* _Short task_: Can you reproduce the material below with every "gear-icon" changed to "settings-icon" and all else left as it is? Omit the pictures from your answer.

* _Data supplied_:
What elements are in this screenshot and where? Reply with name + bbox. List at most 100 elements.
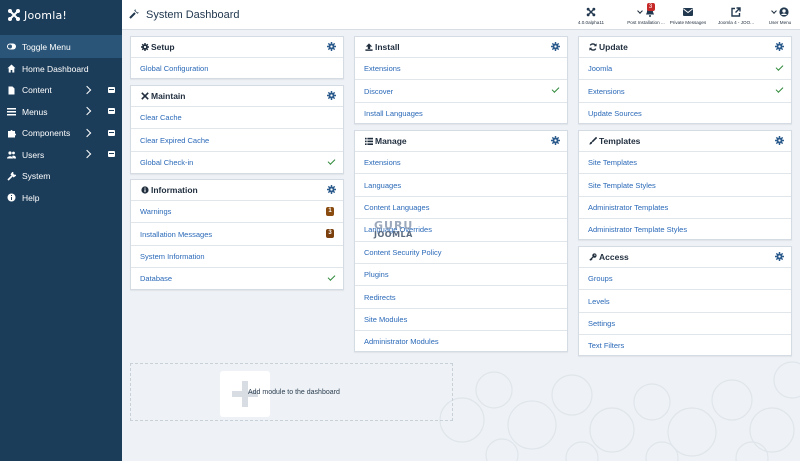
list-item[interactable]: Global Check-in: [131, 150, 343, 173]
gear-icon[interactable]: [551, 42, 560, 51]
sidebar-item-content[interactable]: Content: [0, 80, 122, 102]
private-messages-button[interactable]: Private Messages: [661, 6, 715, 25]
link-label: Discover: [364, 86, 394, 96]
chevron-right-icon[interactable]: [82, 149, 92, 159]
watermark-logo: GURU JOOMLA: [374, 219, 428, 241]
gear-icon[interactable]: [775, 42, 784, 51]
card-setup: Setup Global Configuration: [130, 36, 344, 79]
list-item[interactable]: System Information: [131, 244, 343, 267]
card-header: Install: [355, 37, 567, 57]
list-item[interactable]: Extensions: [579, 79, 791, 101]
link-label: Levels: [588, 296, 610, 306]
header-button-label: 4.0.0alpha11: [577, 20, 605, 25]
sidebar-item-home-dashboard[interactable]: Home Dashboard: [0, 58, 122, 80]
user-menu-button[interactable]: User Menu: [753, 6, 800, 25]
sidebar-item-label: Components: [22, 128, 71, 139]
link-label: Content Languages: [364, 202, 430, 212]
sidebar-item-label: Menus: [22, 106, 48, 117]
link-label: Extensions: [588, 86, 625, 96]
list-item[interactable]: Discover: [355, 79, 567, 101]
list-item[interactable]: Languages: [355, 173, 567, 195]
dashboard-icon[interactable]: [108, 129, 115, 136]
chevron-right-icon[interactable]: [82, 128, 92, 137]
card-update: Update Joomla Extensions Update Sources: [578, 36, 792, 124]
dashboard-icon[interactable]: [108, 108, 115, 114]
list-item[interactable]: Site Templates: [579, 151, 791, 173]
watermark-line: GURU: [374, 219, 414, 232]
dashboard-icon[interactable]: [108, 151, 115, 157]
list-item[interactable]: Global Configuration: [131, 57, 343, 79]
card-title: Templates: [599, 136, 641, 146]
add-module-dropzone[interactable]: Add module to the dashboard: [130, 363, 453, 421]
list-item[interactable]: Clear Expired Cache: [131, 128, 343, 150]
link-label: Administrator Modules: [364, 337, 439, 347]
list-item[interactable]: Levels: [579, 289, 791, 311]
installation-count-badge: 3: [326, 229, 334, 239]
sidebar-item-menus[interactable]: Menus: [0, 101, 122, 123]
sidebar-item-system[interactable]: System: [0, 166, 122, 188]
sidebar-item-label: Toggle Menu: [22, 41, 71, 52]
check-icon: [551, 85, 560, 94]
list-item[interactable]: Administrator Templates: [579, 195, 791, 218]
sidebar-item-toggle-menu[interactable]: Toggle Menu: [0, 35, 122, 58]
list-item[interactable]: Administrator Template Styles: [579, 218, 791, 240]
gear-icon[interactable]: [327, 42, 336, 51]
link-label: Extensions: [364, 158, 401, 168]
check-icon: [327, 273, 336, 282]
list-item[interactable]: Redirects: [355, 285, 567, 307]
external-link-icon: [731, 6, 741, 17]
link-label: Administrator Template Styles: [588, 225, 688, 235]
users-icon: [7, 150, 16, 159]
chevron-right-icon[interactable]: [82, 106, 92, 116]
list-item[interactable]: Extensions: [355, 151, 567, 173]
header-button-label: Private Messages: [669, 20, 707, 25]
card-title: Access: [599, 252, 629, 262]
dashboard-icon[interactable]: [108, 86, 115, 93]
user-icon: [770, 6, 789, 17]
gear-icon[interactable]: [327, 185, 336, 194]
list-item[interactable]: Text Filters: [579, 334, 791, 356]
sidebar-item-users[interactable]: Users: [0, 144, 122, 166]
link-label: Clear Cache: [140, 113, 182, 123]
list-item[interactable]: Content Languages: [355, 195, 567, 218]
list-item[interactable]: Extensions: [355, 57, 567, 79]
list-item[interactable]: Joomla: [579, 57, 791, 79]
list-item[interactable]: Install Languages: [355, 101, 567, 124]
link-label: Administrator Templates: [588, 202, 669, 212]
link-label: Languages: [364, 180, 402, 190]
list-item[interactable]: Groups: [579, 267, 791, 289]
card-title: Maintain: [151, 91, 186, 101]
home-icon: [7, 64, 16, 73]
brand[interactable]: Joomla!: [0, 0, 122, 30]
sidebar-item-components[interactable]: Components: [0, 123, 122, 145]
card-information: Information Warnings 1 Installation Messa…: [130, 179, 344, 290]
header-button-label: User Menu: [768, 20, 792, 25]
list-item[interactable]: Database: [131, 267, 343, 289]
wrench-icon: [7, 171, 16, 181]
gear-icon[interactable]: [775, 136, 784, 145]
list-item[interactable]: Content Security Policy: [355, 240, 567, 263]
list-item[interactable]: Update Sources: [579, 101, 791, 124]
list-item[interactable]: Warnings 1: [131, 200, 343, 222]
list-item[interactable]: Site Modules: [355, 307, 567, 330]
sidebar: Joomla! Toggle Menu Home Dashboard Conte…: [0, 0, 122, 461]
card-header: Information: [131, 180, 343, 200]
gear-icon[interactable]: [775, 252, 784, 261]
version-button[interactable]: 4.0.0alpha11: [564, 6, 618, 25]
list-item[interactable]: Site Template Styles: [579, 173, 791, 195]
chevron-right-icon[interactable]: [82, 85, 92, 94]
top-header: System Dashboard 4.0.0alpha11 3 Post Ins…: [122, 0, 800, 30]
gear-icon[interactable]: [327, 91, 336, 100]
card-access: Access Groups Levels Settings Text Filte…: [578, 246, 792, 356]
page-title-wrap: System Dashboard: [129, 8, 240, 21]
sidebar-item-label: System: [22, 171, 51, 182]
list-item[interactable]: Installation Messages 3: [131, 222, 343, 244]
sidebar-item-help[interactable]: Help: [0, 187, 122, 209]
list-item[interactable]: Settings: [579, 311, 791, 334]
list-item[interactable]: Plugins: [355, 262, 567, 285]
warning-count-badge: 1: [326, 207, 334, 216]
card-header: Access: [579, 247, 791, 267]
list-item[interactable]: Administrator Modules: [355, 330, 567, 352]
list-item[interactable]: Clear Cache: [131, 106, 343, 128]
gear-icon[interactable]: [551, 136, 560, 145]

* _Written reply_:
What elements are in this screenshot and where? Reply with name + bbox. List at most 100 elements.
list-item[interactable]: Global Check-in: [131, 150, 343, 173]
settings-icon[interactable]: [551, 42, 560, 51]
sidebar-item-content[interactable]: Content: [0, 80, 122, 102]
private-messages-button[interactable]: Private Messages: [661, 6, 715, 25]
link-label: Discover: [364, 86, 394, 96]
chevron-right-icon[interactable]: [82, 149, 92, 159]
watermark-logo: GURU JOOMLA: [374, 219, 428, 241]
settings-icon[interactable]: [775, 42, 784, 51]
card-setup: Setup Global Configuration: [130, 36, 344, 79]
list-item[interactable]: System Information: [131, 244, 343, 267]
card-header: Install: [355, 37, 567, 57]
list-item[interactable]: Extensions: [579, 79, 791, 101]
link-label: Levels: [588, 296, 610, 306]
header-button-label: 4.0.0alpha11: [577, 20, 605, 25]
sidebar-item-home-dashboard[interactable]: Home Dashboard: [0, 58, 122, 80]
user-menu-button[interactable]: User Menu: [753, 6, 800, 25]
sidebar-item-label: Components: [22, 128, 71, 139]
link-label: Content Languages: [364, 202, 430, 212]
sidebar-item-label: Menus: [22, 106, 48, 117]
link-label: Extensions: [588, 86, 625, 96]
list-item[interactable]: Discover: [355, 79, 567, 101]
list-item[interactable]: Languages: [355, 173, 567, 195]
dashboard-icon[interactable]: [108, 129, 115, 136]
chevron-right-icon[interactable]: [82, 128, 92, 137]
card-update: Update Joomla Extensions Update Sources: [578, 36, 792, 124]
dashboard-icon[interactable]: [108, 108, 115, 114]
list-item[interactable]: Site Templates: [579, 151, 791, 173]
watermark-line: GURU: [374, 219, 414, 232]
dashboard-icon[interactable]: [108, 151, 115, 157]
list-item[interactable]: Global Configuration: [131, 57, 343, 79]
card-title: Templates: [599, 136, 641, 146]
add-module-dropzone[interactable]: Add module to the dashboard: [130, 363, 453, 421]
list-item[interactable]: Clear Expired Cache: [131, 128, 343, 150]
link-label: Administrator Modules: [364, 337, 439, 347]
list-item[interactable]: Levels: [579, 289, 791, 311]
installation-count-badge: 3: [326, 229, 334, 239]
sidebar-item-menus[interactable]: Menus: [0, 101, 122, 123]
sidebar-item-system[interactable]: System: [0, 166, 122, 188]
sidebar-item-label: Toggle Menu: [22, 41, 71, 52]
check-icon: [551, 85, 560, 94]
list-item[interactable]: Administrator Templates: [579, 195, 791, 218]
sidebar-item-toggle-menu[interactable]: Toggle Menu: [0, 35, 122, 58]
list-item[interactable]: Administrator Template Styles: [579, 218, 791, 240]
settings-icon[interactable]: [327, 42, 336, 51]
link-label: Extensions: [364, 158, 401, 168]
check-icon: [327, 273, 336, 282]
list-item[interactable]: Redirects: [355, 285, 567, 307]
external-link-icon: [731, 6, 741, 17]
link-label: Administrator Template Styles: [588, 225, 688, 235]
users-icon: [7, 150, 16, 159]
chevron-right-icon[interactable]: [82, 106, 92, 116]
list-item[interactable]: Extensions: [355, 151, 567, 173]
header-button-label: Private Messages: [669, 20, 707, 25]
card-title: Access: [599, 252, 629, 262]
dashboard-icon[interactable]: [108, 86, 115, 93]
user-icon: [770, 6, 789, 17]
settings-icon[interactable]: [327, 185, 336, 194]
list-item[interactable]: Text Filters: [579, 334, 791, 356]
sidebar-item-users[interactable]: Users: [0, 144, 122, 166]
link-label: Clear Cache: [140, 113, 182, 123]
list-item[interactable]: Content Languages: [355, 195, 567, 218]
list-item[interactable]: Extensions: [355, 57, 567, 79]
list-item[interactable]: Joomla: [579, 57, 791, 79]
list-item[interactable]: Install Languages: [355, 101, 567, 124]
link-label: Administrator Templates: [588, 202, 669, 212]
link-label: Languages: [364, 180, 402, 190]
list-item[interactable]: Groups: [579, 267, 791, 289]
card-title: Maintain: [151, 91, 186, 101]
home-icon: [7, 64, 16, 73]
brand[interactable]: Joomla!: [0, 0, 122, 30]
sidebar-item-components[interactable]: Components: [0, 123, 122, 145]
card-information: Information Warnings 1 Installation Messa…: [130, 179, 344, 290]
header-button-label: User Menu: [768, 20, 792, 25]
list-item[interactable]: Database: [131, 267, 343, 289]
wrench-icon: [7, 171, 16, 181]
settings-icon[interactable]: [775, 136, 784, 145]
list-item[interactable]: Content Security Policy: [355, 240, 567, 263]
list-item[interactable]: Update Sources: [579, 101, 791, 124]
list-item[interactable]: Warnings 1: [131, 200, 343, 222]
list-item[interactable]: Site Modules: [355, 307, 567, 330]
sidebar: Joomla! Toggle Menu Home Dashboard Conte…: [0, 0, 122, 461]
card-header: Information: [131, 180, 343, 200]
settings-icon[interactable]: [775, 252, 784, 261]
version-button[interactable]: 4.0.0alpha11: [564, 6, 618, 25]
list-item[interactable]: Site Template Styles: [579, 173, 791, 195]
chevron-right-icon[interactable]: [82, 85, 92, 94]
top-header: System Dashboard 4.0.0alpha11 3 Post Ins…: [122, 0, 800, 30]
settings-icon[interactable]: [327, 91, 336, 100]
card-access: Access Groups Levels Settings Text Filte…: [578, 246, 792, 356]
page-title-wrap: System Dashboard: [129, 8, 240, 21]
sidebar-item-label: System: [22, 171, 51, 182]
list-item[interactable]: Installation Messages 3: [131, 222, 343, 244]
sidebar-item-help[interactable]: Help: [0, 187, 122, 209]
list-item[interactable]: Settings: [579, 311, 791, 334]
list-item[interactable]: Plugins: [355, 262, 567, 285]
warning-count-badge: 1: [326, 207, 334, 216]
card-header: Access: [579, 247, 791, 267]
list-item[interactable]: Administrator Modules: [355, 330, 567, 352]
list-item[interactable]: Clear Cache: [131, 106, 343, 128]
settings-icon[interactable]: [551, 136, 560, 145]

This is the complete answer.